Makefile updates #198

manodeep · 2020-04-06T02:20:18Z

Thanks for releasing the code-base. I took a quick look at the Makefile and fixed a couple of issues.

Optimisation flags should be on the compile-time and not link-time. I moved the -O3 flag to the compile stage. Plus, the -march=k8 was only targeting the AMD K8 architecture that was released in ~2003-2004 (SSE2 is the "fastest" instructions used on K8, see details below). Modern CPUs have more advanced instructions, and the generic -march=native will optimise for the CPU that COMPAS is being compiled on. (If you are compiling on OzSTAR, then I would recommend using -march=skylake-avx512 instead of -march=native). You guys should re-run any benchmarks and check if there are any speedups.
Duplicate CFLAGS on two different lines containing -g and the include options. Replaced with the more appropriate CXXFLAGS for C++ code
Replaced all hard-coded COMPAS with a single-sourced variable ($EXE)
Embedded the path to the BOOST library into the executable by using the -Xlinker -rpath -Xlinker </path/to/boost/lib>. This will allow the executable to always find the BOOST library used at compile-time (regardless of whether that library is loaded at run-time) -- I suspect this will remove the need for the static linking
Numerous other small-updates to the Makefile structure, including removing of include flags at link-time
I have also attempted to line-up trailing backslash on the SOURCES lines.

Comparison of instruction-sets enabled by compile-time options.

Here are the instruction sets enabled by -march=k8 and -march=skylake-avx512, checked with g++-7.5.0 on my OSX laptop:

[~/temp/COMPAS/src @Manodeeps-MacBook-Pro] g++ -v
Using built-in specs.
COLLECT_GCC=g++
COLLECT_LTO_WRAPPER=/opt/local/libexec/gcc/x86_64-apple-darwin18/7.5.0/lto-wrapper
Target: x86_64-apple-darwin18
Configured with:
/opt/local/var/macports/build/_opt_bblocal_var_buildworker_ports_build_ports_lang_gcc7/gcc7/work/gcc-7.5.0/configure
--prefix=/opt/local --build=x86_64-apple-darwin18
--enable-languages=c,c++,objc,obj-c++,lto,fortran --libdir=/opt/local/lib/gcc7
--includedir=/opt/local/include/gcc7 --infodir=/opt/local/share/info
--mandir=/opt/local/share/man --datarootdir=/opt/local/share/gcc-7
--with-local-prefix=/opt/local --with-system-zlib --disable-nls
--program-suffix=-mp-7 --with-gxx-include-dir=/opt/local/include/gcc7/c++/
--with-gmp=/opt/local --with-mpfr=/opt/local --with-mpc=/opt/local
--with-isl=/opt/local --enable-stage1-checking --disable-multilib --enable-lto
--enable-libstdcxx-time --with-build-config=bootstrap-debug
--with-as=/opt/local/bin/as --with-ld=/opt/local/bin/ld
--with-ar=/opt/local/bin/ar --with-bugurl=https://trac.macports.org/newticket
--disable-tls --with-pkgversion='MacPorts gcc7 7.5.0_0'
--with-sysroot=/Library/Developer/CommandLineTools/SDKs/MacOSX10.14.sdk
Thread model: posix
gcc version 7.5.0 (MacPorts gcc7 7.5.0_0)

------------------------

** Required work **
A. Name every -march option that the Makefile pull request mentions.
B. Answer these from the Makefile pull request, one line each:
(i) Which optimization flag was moved to the compile stage?
(ii) What variable now stands in for the hard-coded COMPAS?
(iii) What thread model does the g++ -v output report?
C. Write the next part of the Makefile pull request, picking up after the gcc version line.

** Provided information **
------------------------

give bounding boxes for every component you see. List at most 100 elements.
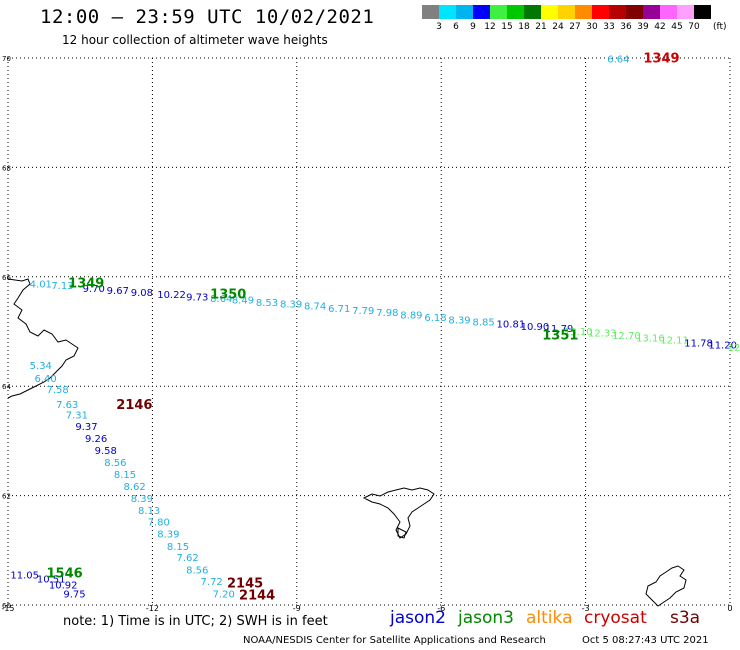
legend-tick-label: 24 xyxy=(552,22,564,32)
swh-value-label: 8.15 xyxy=(114,470,136,481)
swh-value-label: 7.62 xyxy=(176,553,198,564)
coastlines xyxy=(7,278,687,607)
legend-swatch xyxy=(541,5,558,19)
pass-time-label: 2144 xyxy=(239,589,275,604)
legend-tick-label: 12 xyxy=(484,22,496,32)
pass-time-label: 1351 xyxy=(542,329,578,344)
swh-value-label: 10.81 xyxy=(497,320,526,331)
swh-value-label: 8.56 xyxy=(104,458,126,469)
swh-value-label: 8.62 xyxy=(124,482,146,493)
legend-tick-label: 33 xyxy=(603,22,615,32)
swh-value-label: 7.98 xyxy=(376,308,398,319)
latitude-tick-label: 64 xyxy=(2,383,11,391)
swh-value-label: 6.18 xyxy=(424,313,446,324)
swh-value-label: 9.70 xyxy=(83,284,105,295)
swh-value-label: 11.05 xyxy=(10,571,39,582)
swh-value-label: 12.11 xyxy=(660,336,689,347)
swh-value-label: 12.70 xyxy=(612,331,641,342)
swh-value-label: 11.20 xyxy=(708,340,737,351)
swh-value-label: 8.74 xyxy=(304,302,326,313)
longitude-tick-label: 0 xyxy=(727,604,732,613)
shetland-islands-coastline xyxy=(645,565,687,607)
swh-value-label: 10.90 xyxy=(521,322,550,333)
swh-value-label: 7.20 xyxy=(213,589,235,600)
map-subtitle: 12 hour collection of altimeter wave hei… xyxy=(62,33,328,47)
swh-value-label: 11.79 xyxy=(545,324,574,335)
swh-value-label: 8.15 xyxy=(167,542,189,553)
legend-swatch xyxy=(609,5,626,19)
map-grid xyxy=(7,57,731,606)
map-title: 12:00 – 23:59 UTC 10/02/2021 xyxy=(40,6,375,28)
legend-swatch xyxy=(507,5,524,19)
note-text: note: 1) Time is in UTC; 2) SWH is in fe… xyxy=(63,614,328,629)
legend-swatch xyxy=(677,5,694,19)
pass-time-label: 2146 xyxy=(116,398,152,413)
swh-value-label: 9.37 xyxy=(75,422,97,433)
satellite-altika: altika xyxy=(526,608,573,628)
swh-value-label: 7.31 xyxy=(66,410,88,421)
satellite-cryosat: cryosat xyxy=(584,608,647,628)
legend-swatch xyxy=(439,5,456,19)
faroe-islet-coastline xyxy=(397,527,407,539)
swh-value-label: 7.79 xyxy=(352,306,374,317)
swh-value-label: 9.73 xyxy=(186,292,208,303)
legend-tick-label: 15 xyxy=(501,22,513,32)
legend-swatch xyxy=(490,5,507,19)
pass-time-label: 1350 xyxy=(210,288,246,303)
swh-value-label: 8.85 xyxy=(472,317,494,328)
legend-swatch xyxy=(592,5,609,19)
legend-swatch xyxy=(422,5,439,19)
swh-value-label: 6.71 xyxy=(328,304,350,315)
swh-value-label: 7.58 xyxy=(47,385,69,396)
iceland-coastline xyxy=(7,278,79,399)
swh-value-label: 7.13 xyxy=(51,281,73,292)
latitude-tick-label: 62 xyxy=(2,493,11,501)
longitude-tick-label: -3 xyxy=(582,604,590,613)
longitude-tick-label: -9 xyxy=(293,604,301,613)
latitude-tick-label: 66 xyxy=(2,274,11,282)
pass-time-label: 1349 xyxy=(643,51,679,66)
legend-tick-label: 3 xyxy=(436,22,442,32)
legend-tick-label: 36 xyxy=(620,22,632,32)
swh-value-label: 9.67 xyxy=(107,286,129,297)
legend-swatch xyxy=(660,5,677,19)
swh-value-label: 12.56 xyxy=(728,343,740,354)
swh-value-label: 8.64 xyxy=(210,294,232,305)
legend-swatch xyxy=(456,5,473,19)
track-labels: 6.64 4.01 7.13 9.70 9.67 9.08 10.22 9.73 8.64 8.4… xyxy=(10,51,740,603)
swh-value-label: 10.92 xyxy=(49,581,78,592)
swh-value-label: 10.22 xyxy=(157,290,186,301)
swh-value-label: 7.80 xyxy=(148,518,170,529)
swh-value-label: 9.58 xyxy=(95,446,117,457)
legend-swatch xyxy=(558,5,575,19)
swh-value-label: 4.01 xyxy=(30,280,52,291)
legend-tick-label: 70 xyxy=(688,22,700,32)
legend-swatch xyxy=(694,5,711,19)
legend-tick-label: 45 xyxy=(671,22,683,32)
longitude-tick-label: -15 xyxy=(1,604,14,613)
legend-tick-label: 6 xyxy=(453,22,459,32)
credit-text: NOAA/NESDIS Center for Satellite Applica… xyxy=(243,635,546,646)
satellite-s3a: s3a xyxy=(670,608,701,628)
latitude-tick-label: 60 xyxy=(2,602,11,610)
swh-value-label: 13.16 xyxy=(636,333,665,344)
swh-value-label: 8.56 xyxy=(186,565,208,576)
swh-value-label: 13.10 xyxy=(564,327,593,338)
legend-tick-label: 9 xyxy=(470,22,476,32)
legend-tick-label: 21 xyxy=(535,22,547,32)
swh-value-label: 8.53 xyxy=(256,298,278,309)
swh-value-label: 8.13 xyxy=(138,506,160,517)
legend-tick-label: 39 xyxy=(637,22,649,32)
swh-value-label: 6.40 xyxy=(34,374,56,385)
pass-time-label: 1546 xyxy=(47,567,83,582)
swh-value-label: 9.26 xyxy=(85,434,107,445)
swh-value-label: 8.39 xyxy=(157,530,179,541)
swh-value-label: 8.89 xyxy=(400,310,422,321)
legend-swatch xyxy=(643,5,660,19)
swh-value-label: 9.08 xyxy=(131,288,153,299)
legend-tick-label: 42 xyxy=(654,22,666,32)
axis-labels: -15 -12 -9 -6 -3 0 60 62 64 66 68 70 xyxy=(1,55,732,613)
legend-swatch xyxy=(473,5,490,19)
legend-swatch xyxy=(575,5,592,19)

------------------------

** Exercise results **
A.
-march=k8
-march=native
-march=skylake-avx512

B.
(i) -O3
(ii) $EXE
(iii) posix

C.
[~/temp/COMPAS/src @Manodeeps-MacBook-Pro] g++ -dM -E -x c++ -std=c++11 -O3
-march=k8  - < /dev/null | grep -i -e sse -e avx
#define __cpp_static_assert 200410
#define __SSE2_MATH__ 1
#define __SSE2__ 1
#define __SSE__ 1
#define __SSE_MATH__ 1

[~/temp/COMPAS/src @Manodeeps-MacBook-Pro] g++ -dM -E -x c++ -std=c++11 -O3
-march=skylake-avx512  - < /dev/null | grep -i -e sse -e avx
#define __AVX512F__ 1
#define __cpp_static_assert 200410
#define __SSE4_1__ 1
#define __core_avx2__ 1
#define __SSE4_2__ 1
#define __AVX512BW__ 1
#define __SSE2_MATH__ 1
#define __AVX__ 1
#define __AVX512DQ__ 1
#define __AVX512VL__ 1
#define __AVX512CD__ 1
#define __AVX2__ 1
#define __tune_core_avx2__ 1
#define __SSE2__ 1
#define __SSSE3__ 1
#define __core_avx2 1
#define __SSE__ 1

Pull request from dev to master to create COMPAS beta

…akefile

SimonStevenson · 2020-04-06T02:29:08Z

This should be a pull request into dev not master

manodeep · 2020-04-06T02:30:13Z

@SimonStevenson Oops - fixed now

SimonStevenson · 2020-04-06T02:50:08Z

This compiled fine for me, would like to get @jeffriley 's eyes on it as well if possible

SimonStevenson · 2020-04-06T02:58:10Z

time make -j $(nproc)
real 7m39.157s
user 24m9.879s
sys 0m37.284s

jeffriley · 2020-04-06T04:08:44Z

The changes look fine. Happy somebody is looking at the makefile - I've basically been ignoring it. I'll officially review a bit later.

SimonStevenson · 2020-04-06T04:42:00Z

running ./COMPAS -n 1000 on master and this branch
master:
Clock time = 160.132 CPU seconds
Wall time = 0:2:45 (hh:mm:ss)

makefile branch
Clock time = 58.9174 CPU seconds
Wall time = 0:1:3 (hh:mm:ss)

So this leads to a factor of >2 speed up.

The outputs are however not identical, I need to check that this is expected, and that they produce identical outputs for identical inputs.

SimonStevenson · 2020-04-06T04:46:42Z

OK spotted a possible bug in default random seed (issue #199 ). Fixing the seed to be 42:
./COMPAS -n 1000 --random-seed 42

I now get identical outputs, and these are the run times:

master
Clock time = 166.763 CPU seconds
Wall time = 0:2:51 (hh:mm:ss)

makefile
Clock time = 59.2974 CPU seconds
Wall time = 0:1:1 (hh:mm:ss)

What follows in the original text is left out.